[Entries taken from a collection]
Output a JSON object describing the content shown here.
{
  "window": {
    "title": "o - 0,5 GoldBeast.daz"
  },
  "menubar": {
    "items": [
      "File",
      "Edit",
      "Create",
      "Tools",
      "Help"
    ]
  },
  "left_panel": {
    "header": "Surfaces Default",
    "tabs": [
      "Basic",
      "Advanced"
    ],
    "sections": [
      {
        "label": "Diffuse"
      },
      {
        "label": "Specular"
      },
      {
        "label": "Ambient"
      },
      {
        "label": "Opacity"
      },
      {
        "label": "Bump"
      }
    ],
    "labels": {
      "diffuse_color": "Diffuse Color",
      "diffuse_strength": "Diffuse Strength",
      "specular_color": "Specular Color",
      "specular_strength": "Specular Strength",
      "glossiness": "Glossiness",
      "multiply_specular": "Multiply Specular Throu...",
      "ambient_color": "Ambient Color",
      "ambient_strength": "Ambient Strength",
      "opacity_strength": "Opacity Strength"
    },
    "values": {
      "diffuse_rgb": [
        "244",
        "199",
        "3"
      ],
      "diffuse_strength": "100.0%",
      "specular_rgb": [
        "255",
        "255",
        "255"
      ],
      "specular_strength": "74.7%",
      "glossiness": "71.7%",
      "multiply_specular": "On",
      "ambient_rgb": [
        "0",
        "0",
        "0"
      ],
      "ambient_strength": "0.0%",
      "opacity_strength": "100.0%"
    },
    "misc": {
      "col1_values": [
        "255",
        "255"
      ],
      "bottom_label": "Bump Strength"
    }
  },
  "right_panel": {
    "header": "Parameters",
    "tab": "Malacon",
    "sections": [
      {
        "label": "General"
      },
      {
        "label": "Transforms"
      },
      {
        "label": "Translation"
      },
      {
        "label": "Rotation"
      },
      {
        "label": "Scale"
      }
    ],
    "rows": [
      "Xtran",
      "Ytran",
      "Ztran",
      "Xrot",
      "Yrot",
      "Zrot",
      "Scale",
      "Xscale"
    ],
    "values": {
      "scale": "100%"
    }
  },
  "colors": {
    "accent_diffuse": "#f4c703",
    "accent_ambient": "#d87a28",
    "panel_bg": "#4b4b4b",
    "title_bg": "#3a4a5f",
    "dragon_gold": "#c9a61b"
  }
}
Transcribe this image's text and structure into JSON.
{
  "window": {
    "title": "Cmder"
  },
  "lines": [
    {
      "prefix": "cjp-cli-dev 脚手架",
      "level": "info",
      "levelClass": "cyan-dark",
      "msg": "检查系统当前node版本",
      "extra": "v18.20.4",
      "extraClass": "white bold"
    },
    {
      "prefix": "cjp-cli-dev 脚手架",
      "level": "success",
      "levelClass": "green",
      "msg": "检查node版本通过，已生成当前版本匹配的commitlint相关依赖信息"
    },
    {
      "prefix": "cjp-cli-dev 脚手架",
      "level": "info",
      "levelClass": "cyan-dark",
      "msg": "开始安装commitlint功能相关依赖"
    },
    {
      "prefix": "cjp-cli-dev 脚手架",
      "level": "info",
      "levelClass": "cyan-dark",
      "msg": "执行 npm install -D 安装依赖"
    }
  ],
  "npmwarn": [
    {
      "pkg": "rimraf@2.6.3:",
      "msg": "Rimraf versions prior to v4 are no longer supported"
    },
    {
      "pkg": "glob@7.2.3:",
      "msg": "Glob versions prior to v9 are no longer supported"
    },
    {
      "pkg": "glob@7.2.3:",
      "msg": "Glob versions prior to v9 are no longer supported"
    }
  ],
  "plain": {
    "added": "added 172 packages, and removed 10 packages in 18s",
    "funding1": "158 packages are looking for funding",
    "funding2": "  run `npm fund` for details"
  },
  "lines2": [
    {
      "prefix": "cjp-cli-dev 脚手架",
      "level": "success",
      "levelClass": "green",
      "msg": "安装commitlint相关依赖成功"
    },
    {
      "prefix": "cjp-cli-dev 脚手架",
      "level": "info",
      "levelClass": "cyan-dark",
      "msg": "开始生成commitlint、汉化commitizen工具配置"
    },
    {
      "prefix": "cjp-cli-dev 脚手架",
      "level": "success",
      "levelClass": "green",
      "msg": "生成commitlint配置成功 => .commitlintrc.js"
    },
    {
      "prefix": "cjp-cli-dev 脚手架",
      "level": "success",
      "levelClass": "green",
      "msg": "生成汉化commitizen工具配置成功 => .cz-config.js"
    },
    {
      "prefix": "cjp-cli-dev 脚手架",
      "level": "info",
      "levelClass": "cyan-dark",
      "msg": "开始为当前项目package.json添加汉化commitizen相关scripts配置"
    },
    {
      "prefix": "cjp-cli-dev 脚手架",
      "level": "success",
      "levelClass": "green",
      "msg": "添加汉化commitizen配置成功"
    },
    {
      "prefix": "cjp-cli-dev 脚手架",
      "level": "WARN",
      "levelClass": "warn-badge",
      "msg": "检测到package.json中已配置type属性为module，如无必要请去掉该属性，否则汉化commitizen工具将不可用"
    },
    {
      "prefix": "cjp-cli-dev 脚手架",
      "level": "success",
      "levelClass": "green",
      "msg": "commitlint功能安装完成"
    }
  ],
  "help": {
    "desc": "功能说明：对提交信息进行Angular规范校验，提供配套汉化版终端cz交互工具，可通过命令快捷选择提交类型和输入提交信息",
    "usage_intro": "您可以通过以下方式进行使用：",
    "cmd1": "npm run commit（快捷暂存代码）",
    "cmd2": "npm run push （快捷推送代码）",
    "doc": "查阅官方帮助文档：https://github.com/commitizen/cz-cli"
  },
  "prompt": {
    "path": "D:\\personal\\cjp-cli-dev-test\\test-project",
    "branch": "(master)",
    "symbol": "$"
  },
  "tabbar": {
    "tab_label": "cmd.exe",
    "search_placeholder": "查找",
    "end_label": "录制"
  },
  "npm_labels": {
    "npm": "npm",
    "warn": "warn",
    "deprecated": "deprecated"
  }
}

Required task -> Every entry above needs to be quoted exactly.

Task output ->
Output a JSON object describing the content shown here.
{
  "window": {
    "title": "o - 0,5 GoldBeast.daz"
  },
  "menubar": {
    "items": [
      "File",
      "Edit",
      "Create",
      "Tools",
      "Help"
    ]
  },
  "left_panel": {
    "header": "Surfaces Default",
    "tabs": [
      "Basic",
      "Advanced"
    ],
    "sections": [
      {
        "label": "Diffuse"
      },
      {
        "label": "Specular"
      },
      {
        "label": "Ambient"
      },
      {
        "label": "Opacity"
      },
      {
        "label": "Bump"
      }
    ],
    "labels": {
      "diffuse_color": "Diffuse Color",
      "diffuse_strength": "Diffuse Strength",
      "specular_color": "Specular Color",
      "specular_strength": "Specular Strength",
      "glossiness": "Glossiness",
      "multiply_specular": "Multiply Specular Throu...",
      "ambient_color": "Ambient Color",
      "ambient_strength": "Ambient Strength",
      "opacity_strength": "Opacity Strength"
    },
    "values": {
      "diffuse_rgb": [
        "244",
        "199",
        "3"
      ],
      "diffuse_strength": "100.0%",
      "specular_rgb": [
        "255",
        "255",
        "255"
      ],
      "specular_strength": "74.7%",
      "glossiness": "71.7%",
      "multiply_specular": "On",
      "ambient_rgb": [
        "0",
        "0",
        "0"
      ],
      "ambient_strength": "0.0%",
      "opacity_strength": "100.0%"
    },
    "misc": {
      "col1_values": [
        "255",
        "255"
      ],
      "bottom_label": "Bump Strength"
    }
  },
  "right_panel": {
    "header": "Parameters",
    "tab": "Malacon",
    "sections": [
      {
        "label": "General"
      },
      {
        "label": "Transforms"
      },
      {
        "label": "Translation"
      },
      {
        "label": "Rotation"
      },
      {
        "label": "Scale"
      }
    ],
    "rows": [
      "Xtran",
      "Ytran",
      "Ztran",
      "Xrot",
      "Yrot",
      "Zrot",
      "Scale",
      "Xscale"
    ],
    "values": {
      "scale": "100%"
    }
  },
  "colors": {
    "accent_diffuse": "#f4c703",
    "accent_ambient": "#d87a28",
    "panel_bg": "#4b4b4b",
    "title_bg": "#3a4a5f",
    "dragon_gold": "#c9a61b"
  }
}
Transcribe this image's text and structure into JSON.
{
  "window": {
    "title": "Cmder"
  },
  "lines": [
    {
      "prefix": "cjp-cli-dev 脚手架",
      "level": "info",
      "levelClass": "cyan-dark",
      "msg": "检查系统当前node版本",
      "extra": "v18.20.4",
      "extraClass": "white bold"
    },
    {
      "prefix": "cjp-cli-dev 脚手架",
      "level": "success",
      "levelClass": "green",
      "msg": "检查node版本通过，已生成当前版本匹配的commitlint相关依赖信息"
    },
    {
      "prefix": "cjp-cli-dev 脚手架",
      "level": "info",
      "levelClass": "cyan-dark",
      "msg": "开始安装commitlint功能相关依赖"
    },
    {
      "prefix": "cjp-cli-dev 脚手架",
      "level": "info",
      "levelClass": "cyan-dark",
      "msg": "执行 npm install -D 安装依赖"
    }
  ],
  "npmwarn": [
    {
      "pkg": "rimraf@2.6.3:",
      "msg": "Rimraf versions prior to v4 are no longer supported"
    },
    {
      "pkg": "glob@7.2.3:",
      "msg": "Glob versions prior to v9 are no longer supported"
    },
    {
      "pkg": "glob@7.2.3:",
      "msg": "Glob versions prior to v9 are no longer supported"
    }
  ],
  "plain": {
    "added": "added 172 packages, and removed 10 packages in 18s",
    "funding1": "158 packages are looking for funding",
    "funding2": "  run `npm fund` for details"
  },
  "lines2": [
    {
      "prefix": "cjp-cli-dev 脚手架",
      "level": "success",
      "levelClass": "green",
      "msg": "安装commitlint相关依赖成功"
    },
    {
      "prefix": "cjp-cli-dev 脚手架",
      "level": "info",
      "levelClass": "cyan-dark",
      "msg": "开始生成commitlint、汉化commitizen工具配置"
    },
    {
      "prefix": "cjp-cli-dev 脚手架",
      "level": "success",
      "levelClass": "green",
      "msg": "生成commitlint配置成功 => .commitlintrc.js"
    },
    {
      "prefix": "cjp-cli-dev 脚手架",
      "level": "success",
      "levelClass": "green",
      "msg": "生成汉化commitizen工具配置成功 => .cz-config.js"
    },
    {
      "prefix": "cjp-cli-dev 脚手架",
      "level": "info",
      "levelClass": "cyan-dark",
      "msg": "开始为当前项目package.json添加汉化commitizen相关scripts配置"
    },
    {
      "prefix": "cjp-cli-dev 脚手架",
      "level": "success",
      "levelClass": "green",
      "msg": "添加汉化commitizen配置成功"
    },
    {
      "prefix": "cjp-cli-dev 脚手架",
      "level": "WARN",
      "levelClass": "warn-badge",
      "msg": "检测到package.json中已配置type属性为module，如无必要请去掉该属性，否则汉化commitizen工具将不可用"
    },
    {
      "prefix": "cjp-cli-dev 脚手架",
      "level": "success",
      "levelClass": "green",
      "msg": "commitlint功能安装完成"
    }
  ],
  "help": {
    "desc": "功能说明：对提交信息进行Angular规范校验，提供配套汉化版终端cz交互工具，可通过命令快捷选择提交类型和输入提交信息",
    "usage_intro": "您可以通过以下方式进行使用：",
    "cmd1": "npm run commit（快捷暂存代码）",
    "cmd2": "npm run push （快捷推送代码）",
    "doc": "查阅官方帮助文档：https://github.com/commitizen/cz-cli"
  },
  "prompt": {
    "path": "D:\\personal\\cjp-cli-dev-test\\test-project",
    "branch": "(master)",
    "symbol": "$"
  },
  "tabbar": {
    "tab_label": "cmd.exe",
    "search_placeholder": "查找",
    "end_label": "录制"
  },
  "npm_labels": {
    "npm": "npm",
    "warn": "warn",
    "deprecated": "deprecated"
  }
}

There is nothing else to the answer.